'''
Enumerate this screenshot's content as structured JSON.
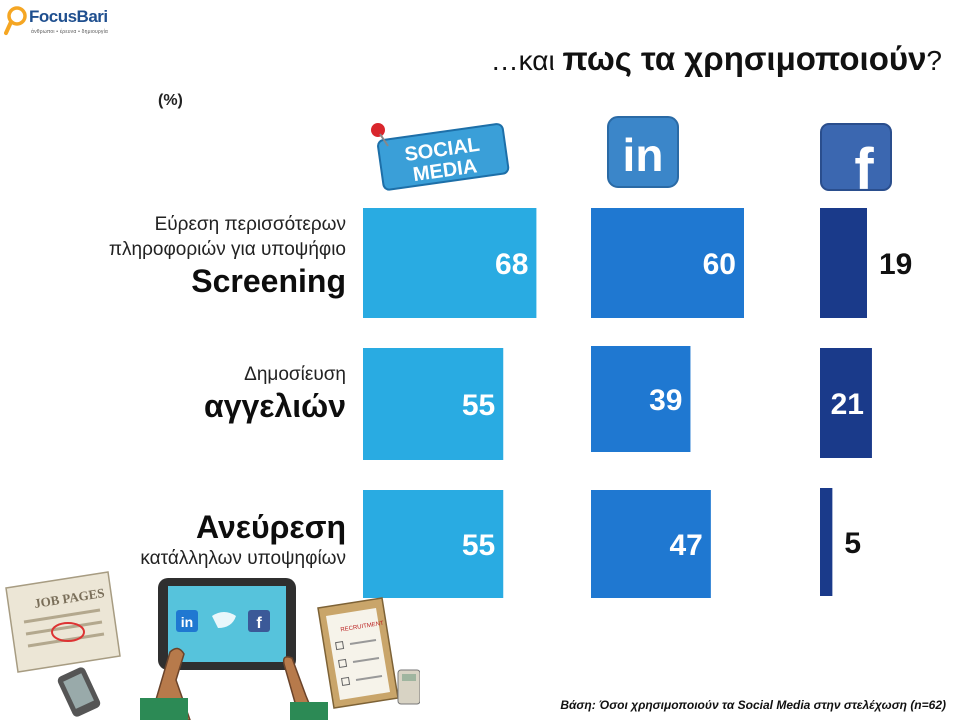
{
  "brand": {
    "name": "FocusBari",
    "tagline": "άνθρωποι • έρευνα • δημιουργία"
  },
  "title": {
    "prefix": "…και ",
    "main": "πως τα χρησιμοποιούν",
    "suffix": "?"
  },
  "unit_label": "(%)",
  "icons": {
    "social": "social-media-pin-icon",
    "linkedin": "linkedin-icon",
    "facebook": "facebook-icon"
  },
  "icon_text": {
    "social_line1": "SOCIAL",
    "social_line2": "MEDIA",
    "linkedin": "in",
    "facebook": "f"
  },
  "rows": [
    {
      "small_top": "Εύρεση περισσότερων",
      "small_mid": "πληροφοριών για υποψήφιο",
      "big": "Screening"
    },
    {
      "small_top": "Δημοσίευση",
      "big": "αγγελιών"
    },
    {
      "big": "Ανεύρεση",
      "small_bottom": "κατάλληλων υποψηφίων"
    }
  ],
  "colors": {
    "social_media": "#29abe2",
    "linkedin": "#1f78d1",
    "facebook": "#1a3a8a",
    "label_on_bar": "#ffffff",
    "label_outside": "#111111"
  },
  "chart_data": {
    "type": "bar",
    "orientation": "horizontal",
    "categories": [
      "Screening",
      "αγγελιών",
      "Ανεύρεση"
    ],
    "series": [
      {
        "name": "SOCIAL MEDIA",
        "values": [
          68,
          55,
          55
        ]
      },
      {
        "name": "LinkedIn",
        "values": [
          60,
          39,
          47
        ]
      },
      {
        "name": "Facebook",
        "values": [
          19,
          21,
          5
        ]
      }
    ],
    "title": "…και πως τα χρησιμοποιούν?",
    "xlabel": "",
    "ylabel": "(%)",
    "xlim": [
      0,
      100
    ],
    "grid": false,
    "legend": "none"
  },
  "footnote": "Βάση: Όσοι χρησιμοποιούν τα Social Media στην στελέχωση (n=62)",
  "illustration": {
    "job_pages": "JOB PAGES",
    "tablet_icons": [
      "in",
      "f"
    ],
    "clipboard_title": "RECRUITMENT"
  }
}
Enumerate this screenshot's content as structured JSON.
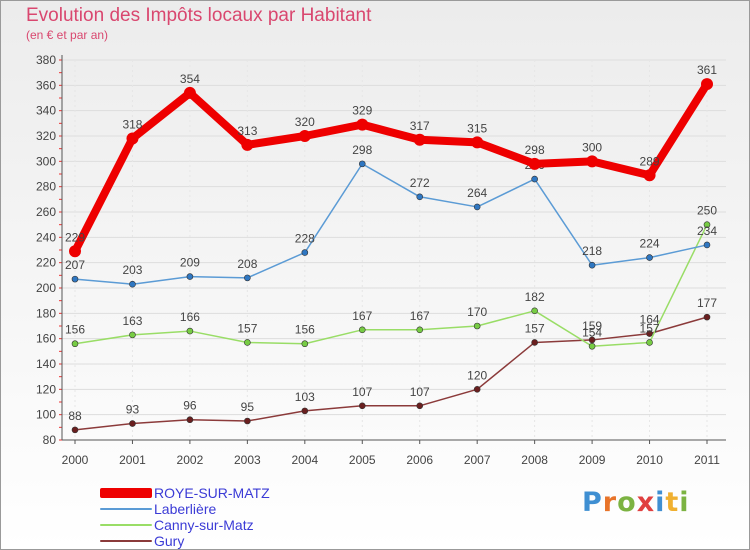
{
  "header": {
    "title": "Evolution des Impôts locaux par Habitant",
    "subtitle": "(en € et par an)"
  },
  "logo": {
    "text": "Proxiti",
    "letter_colors": [
      "#3f8fd2",
      "#e8742a",
      "#7cb342",
      "#e04040",
      "#3f8fd2",
      "#f0b030",
      "#7cb342"
    ]
  },
  "chart_data": {
    "type": "line",
    "title": "Evolution des Impôts locaux par Habitant",
    "subtitle": "(en € et par an)",
    "xlabel": "",
    "ylabel": "",
    "x": [
      "2000",
      "2001",
      "2002",
      "2003",
      "2004",
      "2005",
      "2006",
      "2007",
      "2008",
      "2009",
      "2010",
      "2011"
    ],
    "ylim": [
      80,
      380
    ],
    "yticks": [
      80,
      100,
      120,
      140,
      160,
      180,
      200,
      220,
      240,
      260,
      280,
      300,
      320,
      340,
      360,
      380
    ],
    "grid": "horizontal",
    "legend_position": "bottom-left",
    "series": [
      {
        "name": "ROYE-SUR-MATZ",
        "color": "#ee0000",
        "emphasis": true,
        "values": [
          229,
          318,
          354,
          313,
          320,
          329,
          317,
          315,
          298,
          300,
          289,
          361
        ],
        "labels": [
          "229",
          "318",
          "354",
          "313",
          "320",
          "329",
          "317",
          "315",
          "298",
          "300",
          "289",
          "361"
        ]
      },
      {
        "name": "Laberlière",
        "color": "#5b9bd5",
        "marker": "#2f77c2",
        "emphasis": false,
        "values": [
          207,
          203,
          209,
          208,
          228,
          298,
          272,
          264,
          286,
          218,
          224,
          234
        ],
        "labels": [
          "207",
          "203",
          "209",
          "208",
          "228",
          "298",
          "272",
          "264",
          "286",
          "218",
          "224",
          "234"
        ]
      },
      {
        "name": "Canny-sur-Matz",
        "color": "#99dd66",
        "marker": "#77cc44",
        "emphasis": false,
        "values": [
          156,
          163,
          166,
          157,
          156,
          167,
          167,
          170,
          182,
          154,
          157,
          250
        ],
        "labels": [
          "156",
          "163",
          "166",
          "157",
          "156",
          "167",
          "167",
          "170",
          "182",
          "154",
          "157",
          "250"
        ]
      },
      {
        "name": "Gury",
        "color": "#8b3a3a",
        "marker": "#6a1f1f",
        "emphasis": false,
        "values": [
          88,
          93,
          96,
          95,
          103,
          107,
          107,
          120,
          157,
          159,
          164,
          177
        ],
        "labels": [
          "88",
          "93",
          "96",
          "95",
          "103",
          "107",
          "107",
          "120",
          "157",
          "159",
          "164",
          "177"
        ]
      }
    ]
  }
}
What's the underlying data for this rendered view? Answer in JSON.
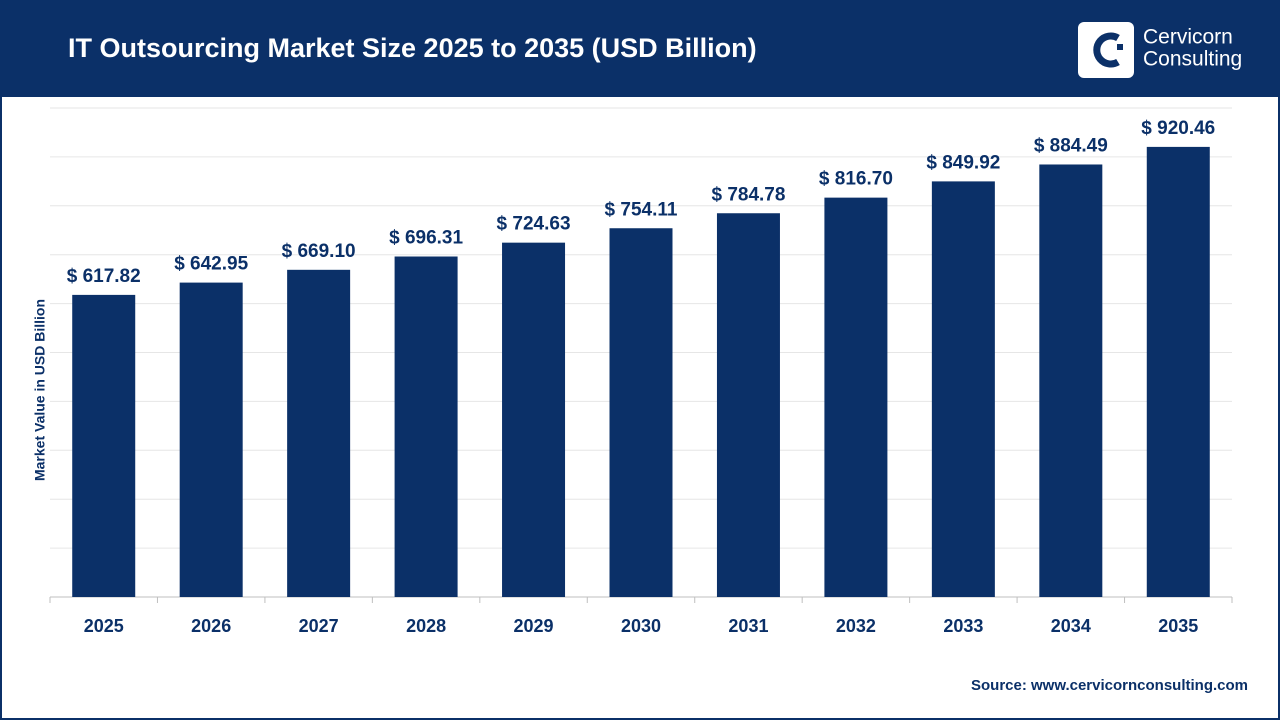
'''
> **Job**:
Retype all entries exactly as they appear, dropping the images.

> **Exercise result**:
Enumerate this screenshot's content as structured JSON.
{
  "brand": {
    "name": "FocusBari",
    "tagline": "άνθρωποι • έρευνα • δημιουργία"
  },
  "title": {
    "prefix": "…και ",
    "main": "πως τα χρησιμοποιούν",
    "suffix": "?"
  },
  "unit_label": "(%)",
  "icons": {
    "social": "social-media-pin-icon",
    "linkedin": "linkedin-icon",
    "facebook": "facebook-icon"
  },
  "icon_text": {
    "social_line1": "SOCIAL",
    "social_line2": "MEDIA",
    "linkedin": "in",
    "facebook": "f"
  },
  "rows": [
    {
      "small_top": "Εύρεση περισσότερων",
      "small_mid": "πληροφοριών για υποψήφιο",
      "big": "Screening"
    },
    {
      "small_top": "Δημοσίευση",
      "big": "αγγελιών"
    },
    {
      "big": "Ανεύρεση",
      "small_bottom": "κατάλληλων υποψηφίων"
    }
  ],
  "colors": {
    "social_media": "#29abe2",
    "linkedin": "#1f78d1",
    "facebook": "#1a3a8a",
    "label_on_bar": "#ffffff",
    "label_outside": "#111111"
  },
  "chart_data": {
    "type": "bar",
    "orientation": "horizontal",
    "categories": [
      "Screening",
      "αγγελιών",
      "Ανεύρεση"
    ],
    "series": [
      {
        "name": "SOCIAL MEDIA",
        "values": [
          68,
          55,
          55
        ]
      },
      {
        "name": "LinkedIn",
        "values": [
          60,
          39,
          47
        ]
      },
      {
        "name": "Facebook",
        "values": [
          19,
          21,
          5
        ]
      }
    ],
    "title": "…και πως τα χρησιμοποιούν?",
    "xlabel": "",
    "ylabel": "(%)",
    "xlim": [
      0,
      100
    ],
    "grid": false,
    "legend": "none"
  },
  "footnote": "Βάση: Όσοι χρησιμοποιούν τα Social Media στην στελέχωση (n=62)",
  "illustration": {
    "job_pages": "JOB PAGES",
    "tablet_icons": [
      "in",
      "f"
    ],
    "clipboard_title": "RECRUITMENT"
  }
}
Enumerate this screenshot's content as structured JSON.
{
  "header": {
    "title": "Evolution des Impôts locaux par Habitant",
    "subtitle": "(en € et par an)"
  },
  "logo": {
    "text": "Proxiti",
    "letter_colors": [
      "#3f8fd2",
      "#e8742a",
      "#7cb342",
      "#e04040",
      "#3f8fd2",
      "#f0b030",
      "#7cb342"
    ]
  },
  "chart_data": {
    "type": "line",
    "title": "Evolution des Impôts locaux par Habitant",
    "subtitle": "(en € et par an)",
    "xlabel": "",
    "ylabel": "",
    "x": [
      "2000",
      "2001",
      "2002",
      "2003",
      "2004",
      "2005",
      "2006",
      "2007",
      "2008",
      "2009",
      "2010",
      "2011"
    ],
    "ylim": [
      80,
      380
    ],
    "yticks": [
      80,
      100,
      120,
      140,
      160,
      180,
      200,
      220,
      240,
      260,
      280,
      300,
      320,
      340,
      360,
      380
    ],
    "grid": "horizontal",
    "legend_position": "bottom-left",
    "series": [
      {
        "name": "ROYE-SUR-MATZ",
        "color": "#ee0000",
        "emphasis": true,
        "values": [
          229,
          318,
          354,
          313,
          320,
          329,
          317,
          315,
          298,
          300,
          289,
          361
        ],
        "labels": [
          "229",
          "318",
          "354",
          "313",
          "320",
          "329",
          "317",
          "315",
          "298",
          "300",
          "289",
          "361"
        ]
      },
      {
        "name": "Laberlière",
        "color": "#5b9bd5",
        "marker": "#2f77c2",
        "emphasis": false,
        "values": [
          207,
          203,
          209,
          208,
          228,
          298,
          272,
          264,
          286,
          218,
          224,
          234
        ],
        "labels": [
          "207",
          "203",
          "209",
          "208",
          "228",
          "298",
          "272",
          "264",
          "286",
          "218",
          "224",
          "234"
        ]
      },
      {
        "name": "Canny-sur-Matz",
        "color": "#99dd66",
        "marker": "#77cc44",
        "emphasis": false,
        "values": [
          156,
          163,
          166,
          157,
          156,
          167,
          167,
          170,
          182,
          154,
          157,
          250
        ],
        "labels": [
          "156",
          "163",
          "166",
          "157",
          "156",
          "167",
          "167",
          "170",
          "182",
          "154",
          "157",
          "250"
        ]
      },
      {
        "name": "Gury",
        "color": "#8b3a3a",
        "marker": "#6a1f1f",
        "emphasis": false,
        "values": [
          88,
          93,
          96,
          95,
          103,
          107,
          107,
          120,
          157,
          159,
          164,
          177
        ],
        "labels": [
          "88",
          "93",
          "96",
          "95",
          "103",
          "107",
          "107",
          "120",
          "157",
          "159",
          "164",
          "177"
        ]
      }
    ]
  }
}
What's the underlying data for this rendered view? Answer in JSON.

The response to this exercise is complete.